● **What you are asked to do**: Identify the lines that contain the word "power", then copy them.

● **Records provided**:
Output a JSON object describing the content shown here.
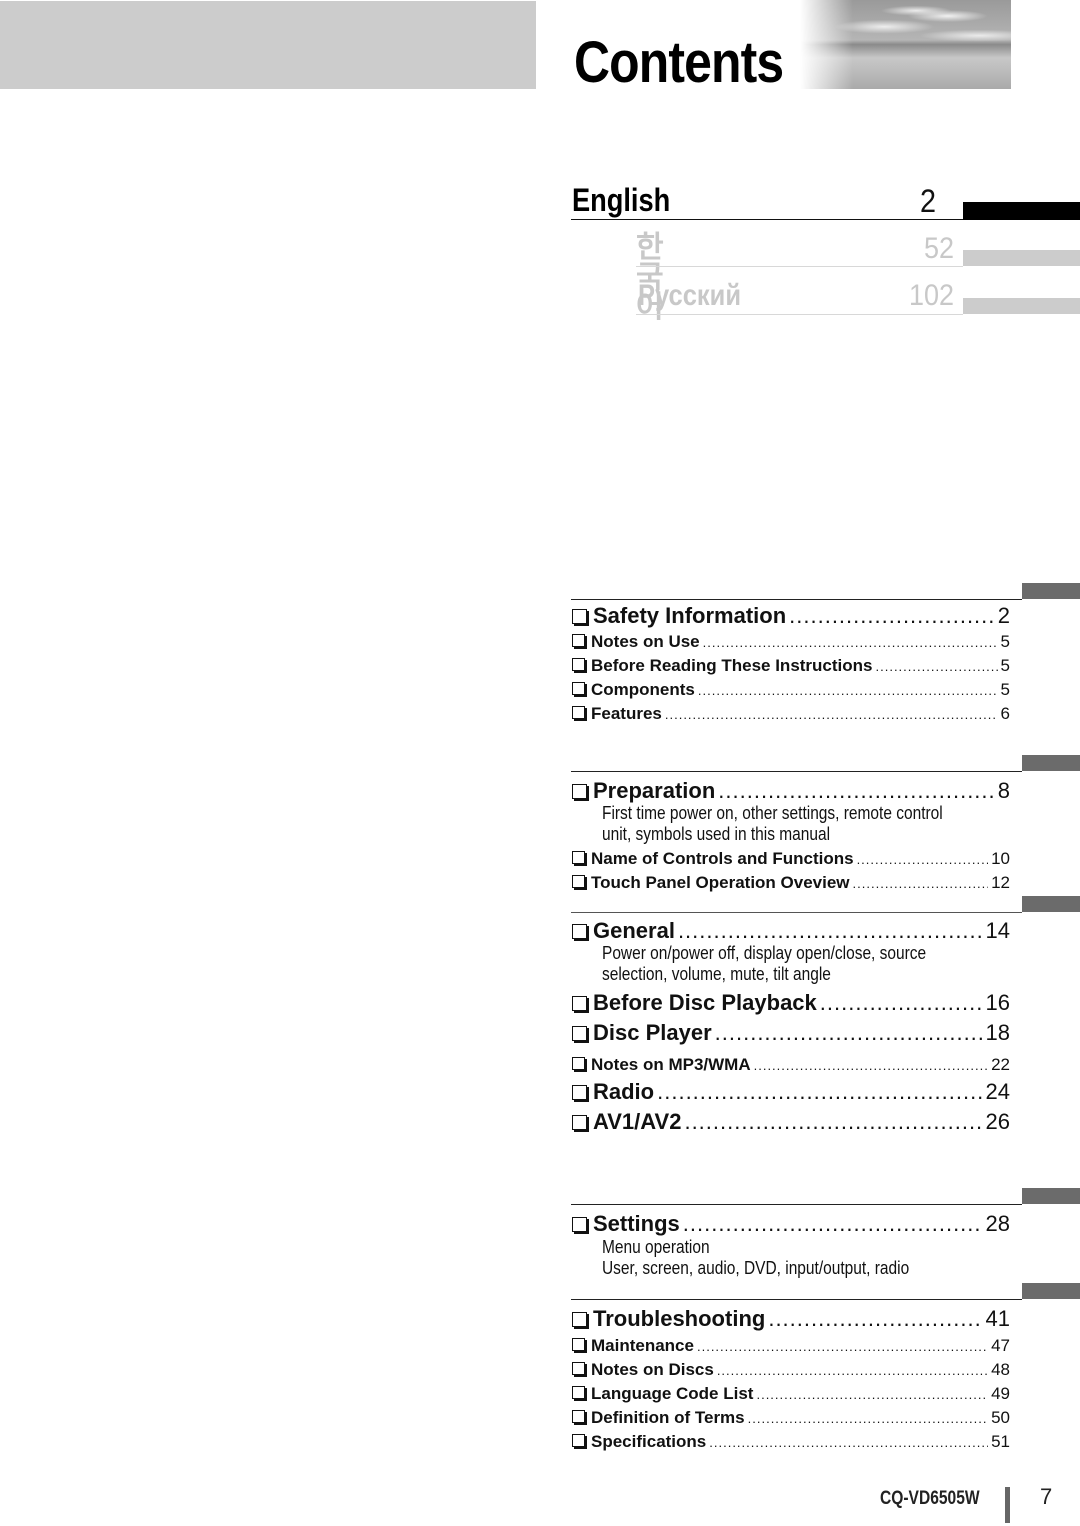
{
  "header": {
    "title": "Contents"
  },
  "languages": [
    {
      "name": "English",
      "page": "2",
      "active": true
    },
    {
      "name": "한국어",
      "page": "52",
      "active": false
    },
    {
      "name": "Русский",
      "page": "102",
      "active": false
    }
  ],
  "toc": {
    "safety": {
      "title": "Safety Information",
      "page": "2"
    },
    "notes_on_use": {
      "title": "Notes on Use",
      "page": "5"
    },
    "before_reading": {
      "title": "Before Reading These Instructions",
      "page": "5"
    },
    "components": {
      "title": "Components",
      "page": "5"
    },
    "features": {
      "title": "Features",
      "page": "6"
    },
    "preparation": {
      "title": "Preparation",
      "page": "8",
      "desc": [
        "First time power on, other settings, remote control",
        "unit, symbols used in this manual"
      ]
    },
    "name_controls": {
      "title": "Name of Controls and Functions",
      "page": "10"
    },
    "touch_panel": {
      "title": "Touch Panel Operation Oveview",
      "page": "12"
    },
    "general": {
      "title": "General",
      "page": "14",
      "desc": [
        "Power on/power off, display open/close, source",
        "selection, volume, mute, tilt angle"
      ]
    },
    "before_disc": {
      "title": "Before Disc Playback",
      "page": "16"
    },
    "disc_player": {
      "title": "Disc Player",
      "page": "18"
    },
    "notes_mp3": {
      "title": "Notes on MP3/WMA",
      "page": "22"
    },
    "radio": {
      "title": "Radio",
      "page": "24"
    },
    "av": {
      "title": "AV1/AV2",
      "page": "26"
    },
    "settings": {
      "title": "Settings",
      "page": "28",
      "desc": [
        "Menu operation",
        "User, screen, audio, DVD, input/output, radio"
      ]
    },
    "troubleshooting": {
      "title": "Troubleshooting",
      "page": "41"
    },
    "maintenance": {
      "title": "Maintenance",
      "page": "47"
    },
    "notes_discs": {
      "title": "Notes on Discs",
      "page": "48"
    },
    "language_code": {
      "title": "Language Code List",
      "page": "49"
    },
    "definition_terms": {
      "title": "Definition of Terms",
      "page": "50"
    },
    "specifications": {
      "title": "Specifications",
      "page": "51"
    }
  },
  "footer": {
    "model": "CQ-VD6505W",
    "page_number": "7"
  },
  "colors": {
    "active_tab": "#000000",
    "inactive_tab": "#cccccc",
    "section_tab": "#6b6b6b",
    "inactive_text": "#c8c8c8"
  }
}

● **Solution to this problem**:
        "First time power on, other settings, remote control",
        "Power on/power off, display open/close, source",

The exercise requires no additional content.